── Data listing ──

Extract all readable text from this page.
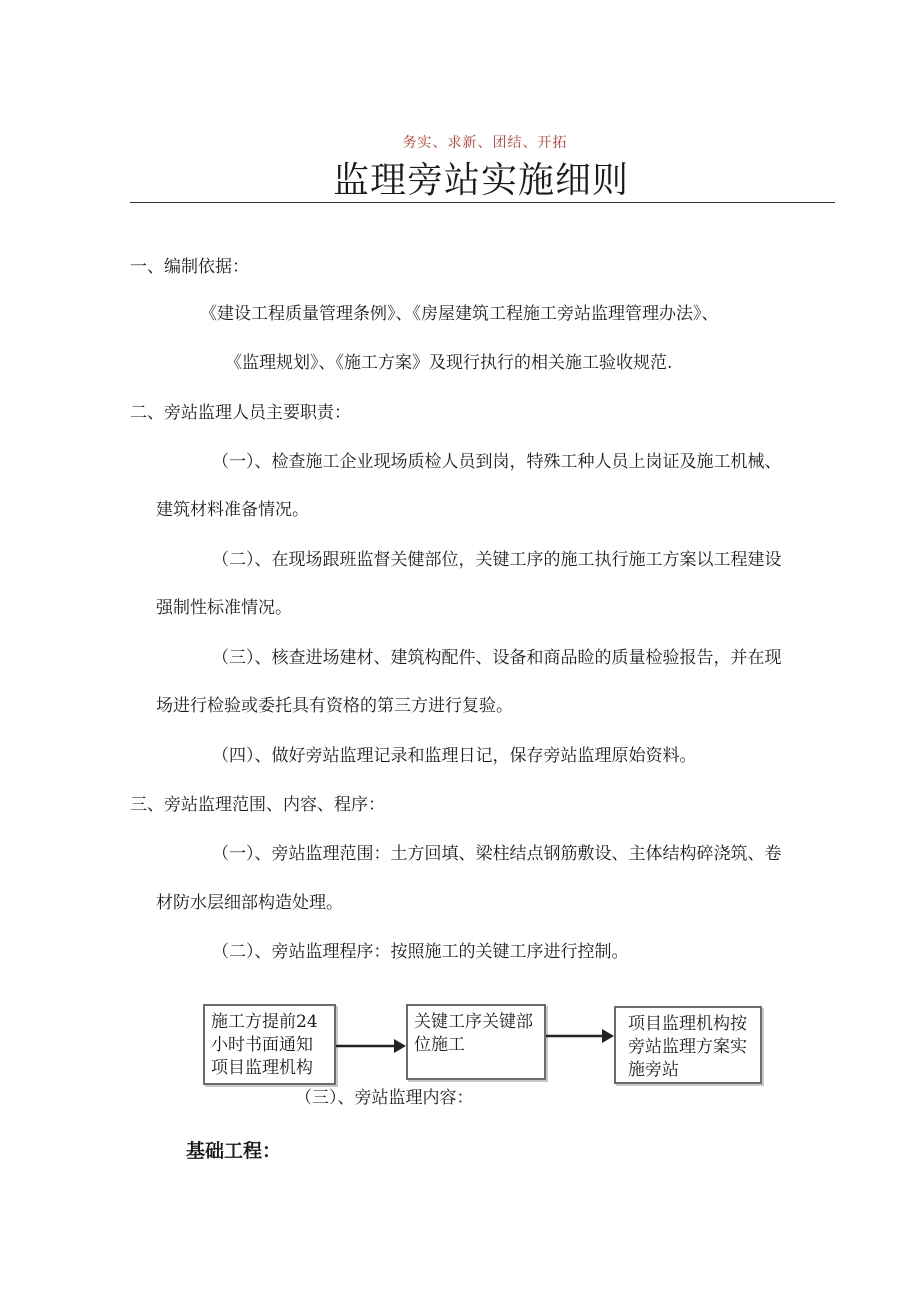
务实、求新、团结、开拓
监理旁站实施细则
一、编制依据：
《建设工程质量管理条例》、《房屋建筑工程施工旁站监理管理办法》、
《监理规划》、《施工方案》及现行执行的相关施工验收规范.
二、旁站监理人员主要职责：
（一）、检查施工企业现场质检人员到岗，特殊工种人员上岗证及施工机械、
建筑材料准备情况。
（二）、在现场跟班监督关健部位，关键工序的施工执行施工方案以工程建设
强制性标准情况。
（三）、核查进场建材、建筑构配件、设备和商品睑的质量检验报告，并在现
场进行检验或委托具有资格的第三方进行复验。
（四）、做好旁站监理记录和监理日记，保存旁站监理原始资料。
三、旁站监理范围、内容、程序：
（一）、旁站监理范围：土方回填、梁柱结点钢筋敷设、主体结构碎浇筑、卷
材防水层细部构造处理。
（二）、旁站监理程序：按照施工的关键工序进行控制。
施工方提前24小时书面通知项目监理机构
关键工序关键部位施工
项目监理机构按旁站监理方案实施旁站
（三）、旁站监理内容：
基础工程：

───
── Data listing ──

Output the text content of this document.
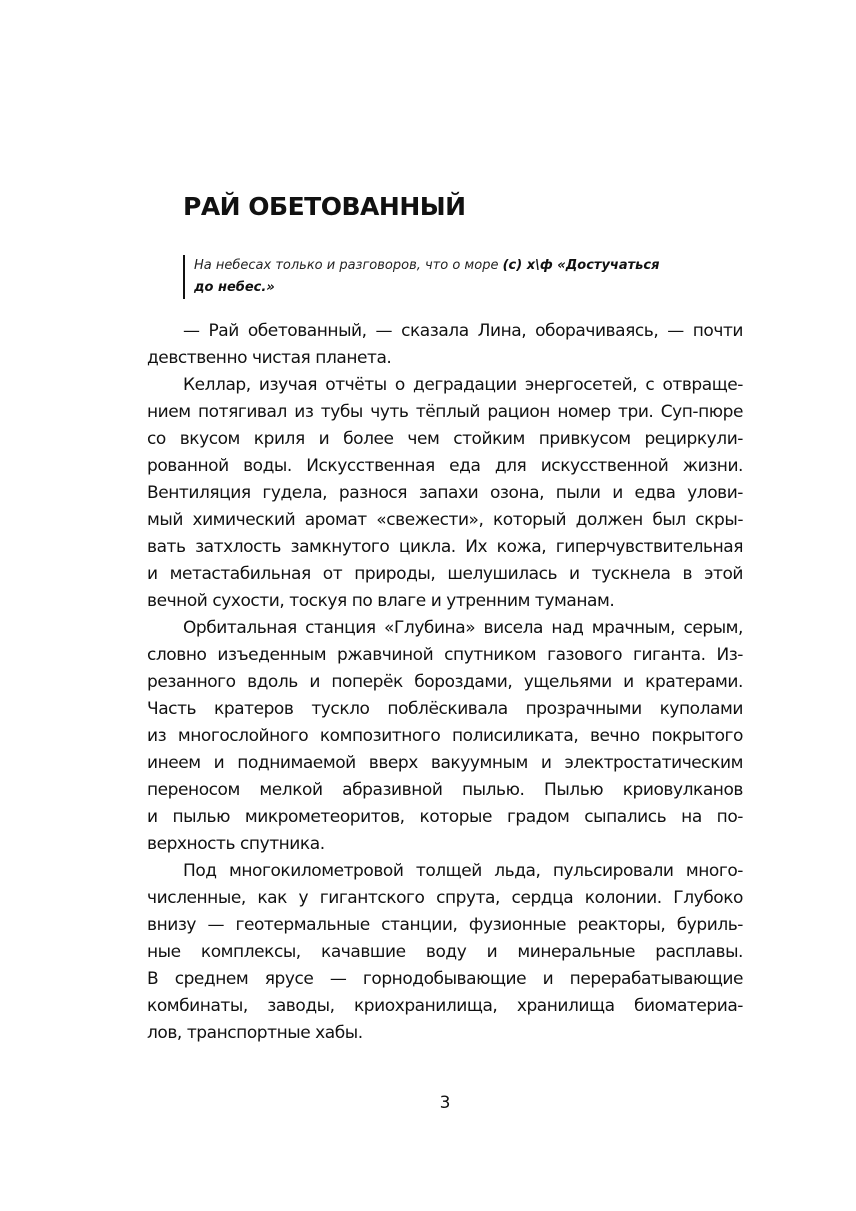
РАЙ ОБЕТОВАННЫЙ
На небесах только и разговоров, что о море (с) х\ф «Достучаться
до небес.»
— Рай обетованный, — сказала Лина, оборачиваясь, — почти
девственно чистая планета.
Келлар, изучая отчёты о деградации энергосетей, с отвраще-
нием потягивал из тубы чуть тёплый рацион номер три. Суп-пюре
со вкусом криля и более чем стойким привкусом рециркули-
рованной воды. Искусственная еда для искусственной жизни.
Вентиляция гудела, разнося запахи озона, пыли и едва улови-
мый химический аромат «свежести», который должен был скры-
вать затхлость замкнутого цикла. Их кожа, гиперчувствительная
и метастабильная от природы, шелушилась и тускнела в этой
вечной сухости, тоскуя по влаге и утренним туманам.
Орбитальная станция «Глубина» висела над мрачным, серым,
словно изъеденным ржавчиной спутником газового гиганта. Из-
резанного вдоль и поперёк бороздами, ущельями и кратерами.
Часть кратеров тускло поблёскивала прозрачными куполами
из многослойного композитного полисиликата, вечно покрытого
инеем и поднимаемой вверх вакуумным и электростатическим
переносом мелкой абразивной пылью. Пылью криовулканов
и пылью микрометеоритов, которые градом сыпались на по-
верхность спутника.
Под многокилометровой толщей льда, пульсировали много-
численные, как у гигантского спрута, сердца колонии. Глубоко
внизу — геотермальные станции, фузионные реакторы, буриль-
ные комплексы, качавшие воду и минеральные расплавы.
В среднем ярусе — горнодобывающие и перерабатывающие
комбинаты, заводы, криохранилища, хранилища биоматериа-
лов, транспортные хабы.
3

───
── Data listing ──

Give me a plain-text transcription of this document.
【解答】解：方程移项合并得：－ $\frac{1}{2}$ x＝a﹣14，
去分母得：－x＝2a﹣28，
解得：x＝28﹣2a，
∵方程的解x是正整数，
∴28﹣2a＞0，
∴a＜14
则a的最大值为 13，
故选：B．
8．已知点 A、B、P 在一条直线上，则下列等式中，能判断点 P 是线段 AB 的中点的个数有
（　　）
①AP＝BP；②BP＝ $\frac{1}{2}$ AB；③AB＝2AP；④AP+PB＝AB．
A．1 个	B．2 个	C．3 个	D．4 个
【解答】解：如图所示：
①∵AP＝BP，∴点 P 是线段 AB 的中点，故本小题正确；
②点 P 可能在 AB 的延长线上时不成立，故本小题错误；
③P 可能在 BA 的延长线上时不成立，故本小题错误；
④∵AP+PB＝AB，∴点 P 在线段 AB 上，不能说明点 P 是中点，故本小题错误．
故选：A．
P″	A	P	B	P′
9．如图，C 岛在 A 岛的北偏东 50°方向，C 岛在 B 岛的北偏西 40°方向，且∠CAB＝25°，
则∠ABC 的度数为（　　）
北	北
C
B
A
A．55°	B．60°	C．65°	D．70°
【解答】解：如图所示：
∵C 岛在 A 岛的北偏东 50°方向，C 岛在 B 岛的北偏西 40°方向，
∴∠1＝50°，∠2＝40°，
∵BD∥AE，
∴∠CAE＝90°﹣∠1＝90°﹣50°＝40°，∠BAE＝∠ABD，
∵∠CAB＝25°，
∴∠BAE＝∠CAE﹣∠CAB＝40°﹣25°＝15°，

───

*Short task*
Gather up, from the records above, each line where the word "пылью" appears.

*Completed task*
переносом мелкой абразивной пылью. Пылью криовулканов
и пылью микрометеоритов, которые градом сыпались на по-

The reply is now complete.